MATERIAL PROVIDED:
########

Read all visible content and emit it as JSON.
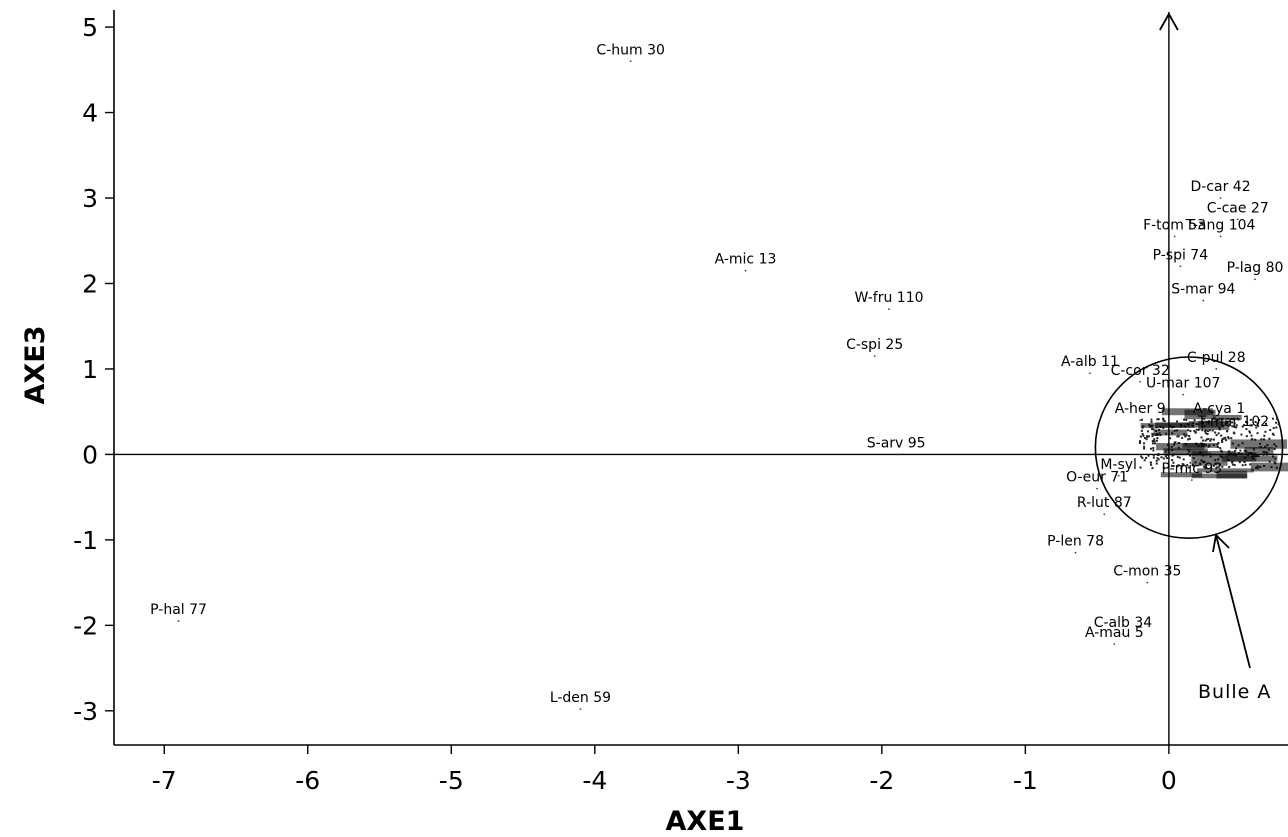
{
  "chart_data": {
    "type": "scatter",
    "xlabel": "AXE1",
    "ylabel": "AXE3",
    "xlim": [
      -7.35,
      0.83
    ],
    "ylim": [
      -3.4,
      5.2
    ],
    "x_ticks": [
      "-7",
      "-6",
      "-5",
      "-4",
      "-3",
      "-2",
      "-1",
      "0"
    ],
    "y_ticks": [
      "5",
      "4",
      "3",
      "2",
      "1",
      "0",
      "-1",
      "-2",
      "-3"
    ],
    "grid": false,
    "labeled_points": [
      {
        "label": "C-hum 30",
        "x": -3.75,
        "y": 4.6
      },
      {
        "label": "D-car 42",
        "x": 0.36,
        "y": 3.0
      },
      {
        "label": "C-cae 27",
        "x": 0.48,
        "y": 2.75
      },
      {
        "label": "F-tom 53",
        "x": 0.04,
        "y": 2.55
      },
      {
        "label": "T-ang 104",
        "x": 0.36,
        "y": 2.55
      },
      {
        "label": "A-mic 13",
        "x": -2.95,
        "y": 2.15
      },
      {
        "label": "P-spi 74",
        "x": 0.08,
        "y": 2.2
      },
      {
        "label": "P-lag 80",
        "x": 0.6,
        "y": 2.05
      },
      {
        "label": "S-mar 94",
        "x": 0.24,
        "y": 1.8
      },
      {
        "label": "W-fru 110",
        "x": -1.95,
        "y": 1.7
      },
      {
        "label": "C-spi 25",
        "x": -2.05,
        "y": 1.15
      },
      {
        "label": "C-pul 28",
        "x": 0.33,
        "y": 1.0
      },
      {
        "label": "A-alb 11",
        "x": -0.55,
        "y": 0.95
      },
      {
        "label": "C-cor 32",
        "x": -0.2,
        "y": 0.85
      },
      {
        "label": "U-mar 107",
        "x": 0.1,
        "y": 0.7
      },
      {
        "label": "A-cya 1",
        "x": 0.35,
        "y": 0.4
      },
      {
        "label": "A-her 9",
        "x": -0.2,
        "y": 0.4
      },
      {
        "label": "T-mar 102",
        "x": 0.45,
        "y": 0.25
      },
      {
        "label": "S-arv 95",
        "x": -1.9,
        "y": 0.0
      },
      {
        "label": "M-syl",
        "x": -0.35,
        "y": -0.25
      },
      {
        "label": "P-mic 93",
        "x": 0.16,
        "y": -0.3
      },
      {
        "label": "O-eur 71",
        "x": -0.5,
        "y": -0.4
      },
      {
        "label": "R-lut 87",
        "x": -0.45,
        "y": -0.7
      },
      {
        "label": "P-len 78",
        "x": -0.65,
        "y": -1.15
      },
      {
        "label": "C-mon 35",
        "x": -0.15,
        "y": -1.5
      },
      {
        "label": "P-hal 77",
        "x": -6.9,
        "y": -1.95
      },
      {
        "label": "C-alb 34",
        "x": -0.32,
        "y": -2.1
      },
      {
        "label": "A-mau 5",
        "x": -0.38,
        "y": -2.22
      },
      {
        "label": "L-den 59",
        "x": -4.1,
        "y": -2.98
      }
    ],
    "annotations": [
      {
        "text": "Bulle A",
        "type": "circle-callout",
        "circle_center": [
          0.14,
          0.08
        ],
        "circle_radius_y": 1.06
      }
    ]
  }
}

########

TASK DESCRIPTION: Your task is to reproduce all of the material exactly. The pictures stay out.

EXPECTED ANSWER:
Read all visible content and emit it as JSON.
{
  "chart_data": {
    "type": "scatter",
    "xlabel": "AXE1",
    "ylabel": "AXE3",
    "xlim": [
      -7.35,
      0.83
    ],
    "ylim": [
      -3.4,
      5.2
    ],
    "x_ticks": [
      "-7",
      "-6",
      "-5",
      "-4",
      "-3",
      "-2",
      "-1",
      "0"
    ],
    "y_ticks": [
      "5",
      "4",
      "3",
      "2",
      "1",
      "0",
      "-1",
      "-2",
      "-3"
    ],
    "grid": false,
    "labeled_points": [
      {
        "label": "C-hum 30",
        "x": -3.75,
        "y": 4.6
      },
      {
        "label": "D-car 42",
        "x": 0.36,
        "y": 3.0
      },
      {
        "label": "C-cae 27",
        "x": 0.48,
        "y": 2.75
      },
      {
        "label": "F-tom 53",
        "x": 0.04,
        "y": 2.55
      },
      {
        "label": "T-ang 104",
        "x": 0.36,
        "y": 2.55
      },
      {
        "label": "A-mic 13",
        "x": -2.95,
        "y": 2.15
      },
      {
        "label": "P-spi 74",
        "x": 0.08,
        "y": 2.2
      },
      {
        "label": "P-lag 80",
        "x": 0.6,
        "y": 2.05
      },
      {
        "label": "S-mar 94",
        "x": 0.24,
        "y": 1.8
      },
      {
        "label": "W-fru 110",
        "x": -1.95,
        "y": 1.7
      },
      {
        "label": "C-spi 25",
        "x": -2.05,
        "y": 1.15
      },
      {
        "label": "C-pul 28",
        "x": 0.33,
        "y": 1.0
      },
      {
        "label": "A-alb 11",
        "x": -0.55,
        "y": 0.95
      },
      {
        "label": "C-cor 32",
        "x": -0.2,
        "y": 0.85
      },
      {
        "label": "U-mar 107",
        "x": 0.1,
        "y": 0.7
      },
      {
        "label": "A-cya 1",
        "x": 0.35,
        "y": 0.4
      },
      {
        "label": "A-her 9",
        "x": -0.2,
        "y": 0.4
      },
      {
        "label": "T-mar 102",
        "x": 0.45,
        "y": 0.25
      },
      {
        "label": "S-arv 95",
        "x": -1.9,
        "y": 0.0
      },
      {
        "label": "M-syl",
        "x": -0.35,
        "y": -0.25
      },
      {
        "label": "P-mic 93",
        "x": 0.16,
        "y": -0.3
      },
      {
        "label": "O-eur 71",
        "x": -0.5,
        "y": -0.4
      },
      {
        "label": "R-lut 87",
        "x": -0.45,
        "y": -0.7
      },
      {
        "label": "P-len 78",
        "x": -0.65,
        "y": -1.15
      },
      {
        "label": "C-mon 35",
        "x": -0.15,
        "y": -1.5
      },
      {
        "label": "P-hal 77",
        "x": -6.9,
        "y": -1.95
      },
      {
        "label": "C-alb 34",
        "x": -0.32,
        "y": -2.1
      },
      {
        "label": "A-mau 5",
        "x": -0.38,
        "y": -2.22
      },
      {
        "label": "L-den 59",
        "x": -4.1,
        "y": -2.98
      }
    ],
    "annotations": [
      {
        "text": "Bulle A",
        "type": "circle-callout",
        "circle_center": [
          0.14,
          0.08
        ],
        "circle_radius_y": 1.06
      }
    ]
  }
}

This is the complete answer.